:: Given entries ::

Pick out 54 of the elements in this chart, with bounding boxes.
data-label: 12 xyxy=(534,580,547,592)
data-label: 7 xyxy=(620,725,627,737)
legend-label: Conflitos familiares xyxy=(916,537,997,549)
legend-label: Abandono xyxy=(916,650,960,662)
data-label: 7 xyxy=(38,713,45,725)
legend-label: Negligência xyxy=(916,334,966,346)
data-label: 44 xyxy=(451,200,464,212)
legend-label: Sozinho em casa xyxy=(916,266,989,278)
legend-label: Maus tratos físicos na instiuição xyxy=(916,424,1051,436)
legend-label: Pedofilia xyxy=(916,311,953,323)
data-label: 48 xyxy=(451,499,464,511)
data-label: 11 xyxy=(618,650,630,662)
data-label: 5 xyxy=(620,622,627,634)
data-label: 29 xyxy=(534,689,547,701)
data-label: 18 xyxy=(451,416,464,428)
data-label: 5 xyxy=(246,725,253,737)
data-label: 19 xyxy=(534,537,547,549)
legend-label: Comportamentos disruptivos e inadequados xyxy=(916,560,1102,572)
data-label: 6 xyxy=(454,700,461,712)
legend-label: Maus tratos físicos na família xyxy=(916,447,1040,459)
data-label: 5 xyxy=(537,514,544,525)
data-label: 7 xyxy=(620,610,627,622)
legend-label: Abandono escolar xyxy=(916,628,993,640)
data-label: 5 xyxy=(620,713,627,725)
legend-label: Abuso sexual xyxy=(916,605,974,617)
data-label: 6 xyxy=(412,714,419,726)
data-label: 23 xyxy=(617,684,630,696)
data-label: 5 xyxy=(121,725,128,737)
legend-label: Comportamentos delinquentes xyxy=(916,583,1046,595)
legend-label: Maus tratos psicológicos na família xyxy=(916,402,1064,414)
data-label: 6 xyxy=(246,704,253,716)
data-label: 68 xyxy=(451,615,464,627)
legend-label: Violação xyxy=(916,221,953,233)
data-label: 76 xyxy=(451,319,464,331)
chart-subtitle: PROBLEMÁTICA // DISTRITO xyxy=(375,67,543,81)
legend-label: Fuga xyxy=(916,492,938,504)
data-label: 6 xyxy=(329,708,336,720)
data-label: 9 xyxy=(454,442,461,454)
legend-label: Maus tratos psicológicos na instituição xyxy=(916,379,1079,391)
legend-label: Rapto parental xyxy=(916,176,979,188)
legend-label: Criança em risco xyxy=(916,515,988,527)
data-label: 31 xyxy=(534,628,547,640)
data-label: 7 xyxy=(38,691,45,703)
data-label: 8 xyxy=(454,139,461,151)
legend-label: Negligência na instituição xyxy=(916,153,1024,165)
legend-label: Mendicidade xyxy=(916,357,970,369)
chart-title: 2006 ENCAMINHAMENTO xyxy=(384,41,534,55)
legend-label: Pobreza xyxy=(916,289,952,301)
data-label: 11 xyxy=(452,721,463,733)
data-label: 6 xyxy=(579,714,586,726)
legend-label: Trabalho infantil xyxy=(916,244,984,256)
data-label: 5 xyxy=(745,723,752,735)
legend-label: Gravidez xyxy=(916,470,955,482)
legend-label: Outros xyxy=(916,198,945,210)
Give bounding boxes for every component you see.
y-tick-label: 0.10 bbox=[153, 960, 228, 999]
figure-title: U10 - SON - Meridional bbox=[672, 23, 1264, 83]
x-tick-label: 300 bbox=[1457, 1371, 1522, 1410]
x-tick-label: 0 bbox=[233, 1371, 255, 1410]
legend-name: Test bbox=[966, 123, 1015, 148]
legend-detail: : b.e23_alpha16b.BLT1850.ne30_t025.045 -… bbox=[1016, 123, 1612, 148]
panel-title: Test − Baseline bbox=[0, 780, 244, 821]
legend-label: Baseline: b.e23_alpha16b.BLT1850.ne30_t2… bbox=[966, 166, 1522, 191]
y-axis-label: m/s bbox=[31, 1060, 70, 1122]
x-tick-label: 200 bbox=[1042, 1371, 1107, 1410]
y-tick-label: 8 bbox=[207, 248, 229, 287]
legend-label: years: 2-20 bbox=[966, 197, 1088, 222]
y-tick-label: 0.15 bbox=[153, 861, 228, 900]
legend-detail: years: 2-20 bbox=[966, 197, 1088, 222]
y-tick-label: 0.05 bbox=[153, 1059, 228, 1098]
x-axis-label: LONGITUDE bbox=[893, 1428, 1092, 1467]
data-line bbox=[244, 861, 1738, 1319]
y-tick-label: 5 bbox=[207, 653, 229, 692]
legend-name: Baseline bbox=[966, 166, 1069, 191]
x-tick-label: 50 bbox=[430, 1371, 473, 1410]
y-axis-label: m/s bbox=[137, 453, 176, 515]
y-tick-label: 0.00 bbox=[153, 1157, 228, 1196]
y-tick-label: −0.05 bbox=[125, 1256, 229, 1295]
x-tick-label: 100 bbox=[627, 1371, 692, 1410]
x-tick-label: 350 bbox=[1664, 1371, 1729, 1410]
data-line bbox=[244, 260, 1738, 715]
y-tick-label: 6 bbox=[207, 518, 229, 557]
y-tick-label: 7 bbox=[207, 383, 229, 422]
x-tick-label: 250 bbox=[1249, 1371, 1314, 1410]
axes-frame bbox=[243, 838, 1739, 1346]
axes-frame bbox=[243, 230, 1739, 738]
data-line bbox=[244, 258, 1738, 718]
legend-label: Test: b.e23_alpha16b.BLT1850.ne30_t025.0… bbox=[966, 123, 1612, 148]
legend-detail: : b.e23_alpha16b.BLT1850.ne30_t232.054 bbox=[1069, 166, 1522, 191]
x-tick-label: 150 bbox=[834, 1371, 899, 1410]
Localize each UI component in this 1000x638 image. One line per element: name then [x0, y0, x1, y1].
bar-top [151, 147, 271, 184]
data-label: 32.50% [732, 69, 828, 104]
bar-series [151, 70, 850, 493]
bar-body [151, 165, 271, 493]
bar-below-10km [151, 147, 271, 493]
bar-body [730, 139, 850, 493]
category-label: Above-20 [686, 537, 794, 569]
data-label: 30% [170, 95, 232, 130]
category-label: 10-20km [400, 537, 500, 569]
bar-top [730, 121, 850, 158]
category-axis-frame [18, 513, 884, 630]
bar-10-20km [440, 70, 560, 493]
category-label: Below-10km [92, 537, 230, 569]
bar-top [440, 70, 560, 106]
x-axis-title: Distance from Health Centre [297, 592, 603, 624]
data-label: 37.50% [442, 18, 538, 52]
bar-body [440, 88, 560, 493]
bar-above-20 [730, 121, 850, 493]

:::

### Directions for this task
Rename "bar-top" to "bar-cap" throughout the items above, and reproduce every line with no other changes.

### Exercise output
Pick out 54 of the elements in this chart, with bounding boxes.
data-label: 12 xyxy=(534,580,547,592)
data-label: 7 xyxy=(620,725,627,737)
legend-label: Conflitos familiares xyxy=(916,537,997,549)
legend-label: Abandono xyxy=(916,650,960,662)
data-label: 7 xyxy=(38,713,45,725)
legend-label: Negligência xyxy=(916,334,966,346)
data-label: 44 xyxy=(451,200,464,212)
legend-label: Sozinho em casa xyxy=(916,266,989,278)
legend-label: Maus tratos físicos na instiuição xyxy=(916,424,1051,436)
legend-label: Pedofilia xyxy=(916,311,953,323)
data-label: 48 xyxy=(451,499,464,511)
data-label: 11 xyxy=(618,650,630,662)
data-label: 5 xyxy=(620,622,627,634)
data-label: 29 xyxy=(534,689,547,701)
data-label: 18 xyxy=(451,416,464,428)
data-label: 5 xyxy=(246,725,253,737)
data-label: 19 xyxy=(534,537,547,549)
legend-label: Comportamentos disruptivos e inadequados xyxy=(916,560,1102,572)
data-label: 6 xyxy=(454,700,461,712)
legend-label: Maus tratos físicos na família xyxy=(916,447,1040,459)
data-label: 5 xyxy=(537,514,544,525)
data-label: 7 xyxy=(620,610,627,622)
legend-label: Abandono escolar xyxy=(916,628,993,640)
data-label: 5 xyxy=(620,713,627,725)
legend-label: Abuso sexual xyxy=(916,605,974,617)
data-label: 6 xyxy=(412,714,419,726)
data-label: 23 xyxy=(617,684,630,696)
data-label: 5 xyxy=(121,725,128,737)
legend-label: Comportamentos delinquentes xyxy=(916,583,1046,595)
legend-label: Maus tratos psicológicos na família xyxy=(916,402,1064,414)
data-label: 6 xyxy=(246,704,253,716)
data-label: 68 xyxy=(451,615,464,627)
legend-label: Violação xyxy=(916,221,953,233)
data-label: 76 xyxy=(451,319,464,331)
chart-subtitle: PROBLEMÁTICA // DISTRITO xyxy=(375,67,543,81)
legend-label: Fuga xyxy=(916,492,938,504)
data-label: 6 xyxy=(329,708,336,720)
data-label: 9 xyxy=(454,442,461,454)
legend-label: Maus tratos psicológicos na instituição xyxy=(916,379,1079,391)
legend-label: Rapto parental xyxy=(916,176,979,188)
legend-label: Criança em risco xyxy=(916,515,988,527)
data-label: 31 xyxy=(534,628,547,640)
data-label: 7 xyxy=(38,691,45,703)
data-label: 8 xyxy=(454,139,461,151)
legend-label: Negligência na instituição xyxy=(916,153,1024,165)
legend-label: Mendicidade xyxy=(916,357,970,369)
chart-title: 2006 ENCAMINHAMENTO xyxy=(384,41,534,55)
legend-label: Pobreza xyxy=(916,289,952,301)
data-label: 11 xyxy=(452,721,463,733)
data-label: 6 xyxy=(579,714,586,726)
legend-label: Trabalho infantil xyxy=(916,244,984,256)
data-label: 5 xyxy=(745,723,752,735)
legend-label: Gravidez xyxy=(916,470,955,482)
legend-label: Outros xyxy=(916,198,945,210)
Give bounding boxes for every component you see.
y-tick-label: 0.10 bbox=[153, 960, 228, 999]
figure-title: U10 - SON - Meridional bbox=[672, 23, 1264, 83]
x-tick-label: 300 bbox=[1457, 1371, 1522, 1410]
x-tick-label: 0 bbox=[233, 1371, 255, 1410]
legend-name: Test bbox=[966, 123, 1015, 148]
legend-detail: : b.e23_alpha16b.BLT1850.ne30_t025.045 -… bbox=[1016, 123, 1612, 148]
panel-title: Test − Baseline bbox=[0, 780, 244, 821]
legend-label: Baseline: b.e23_alpha16b.BLT1850.ne30_t2… bbox=[966, 166, 1522, 191]
y-axis-label: m/s bbox=[31, 1060, 70, 1122]
x-tick-label: 200 bbox=[1042, 1371, 1107, 1410]
y-tick-label: 8 bbox=[207, 248, 229, 287]
legend-label: years: 2-20 bbox=[966, 197, 1088, 222]
y-tick-label: 0.15 bbox=[153, 861, 228, 900]
legend-detail: years: 2-20 bbox=[966, 197, 1088, 222]
y-tick-label: 0.05 bbox=[153, 1059, 228, 1098]
x-axis-label: LONGITUDE bbox=[893, 1428, 1092, 1467]
data-line bbox=[244, 861, 1738, 1319]
y-tick-label: 5 bbox=[207, 653, 229, 692]
legend-name: Baseline bbox=[966, 166, 1069, 191]
x-tick-label: 50 bbox=[430, 1371, 473, 1410]
y-axis-label: m/s bbox=[137, 453, 176, 515]
y-tick-label: 0.00 bbox=[153, 1157, 228, 1196]
y-tick-label: −0.05 bbox=[125, 1256, 229, 1295]
x-tick-label: 100 bbox=[627, 1371, 692, 1410]
x-tick-label: 350 bbox=[1664, 1371, 1729, 1410]
data-line bbox=[244, 260, 1738, 715]
y-tick-label: 6 bbox=[207, 518, 229, 557]
y-tick-label: 7 bbox=[207, 383, 229, 422]
x-tick-label: 250 bbox=[1249, 1371, 1314, 1410]
axes-frame bbox=[243, 838, 1739, 1346]
axes-frame bbox=[243, 230, 1739, 738]
data-line bbox=[244, 258, 1738, 718]
legend-label: Test: b.e23_alpha16b.BLT1850.ne30_t025.0… bbox=[966, 123, 1612, 148]
legend-detail: : b.e23_alpha16b.BLT1850.ne30_t232.054 bbox=[1069, 166, 1522, 191]
x-tick-label: 150 bbox=[834, 1371, 899, 1410]
Localize each UI component in this 1000x638 image. One line per element: name then [x0, y0, x1, y1].
bar-cap [151, 147, 271, 184]
data-label: 32.50% [732, 69, 828, 104]
bar-series [151, 70, 850, 493]
bar-body [151, 165, 271, 493]
bar-below-10km [151, 147, 271, 493]
bar-body [730, 139, 850, 493]
category-label: Above-20 [686, 537, 794, 569]
data-label: 30% [170, 95, 232, 130]
category-label: 10-20km [400, 537, 500, 569]
bar-cap [730, 121, 850, 158]
category-axis-frame [18, 513, 884, 630]
bar-10-20km [440, 70, 560, 493]
category-label: Below-10km [92, 537, 230, 569]
bar-cap [440, 70, 560, 106]
x-axis-title: Distance from Health Centre [297, 592, 603, 624]
data-label: 37.50% [442, 18, 538, 52]
bar-body [440, 88, 560, 493]
bar-above-20 [730, 121, 850, 493]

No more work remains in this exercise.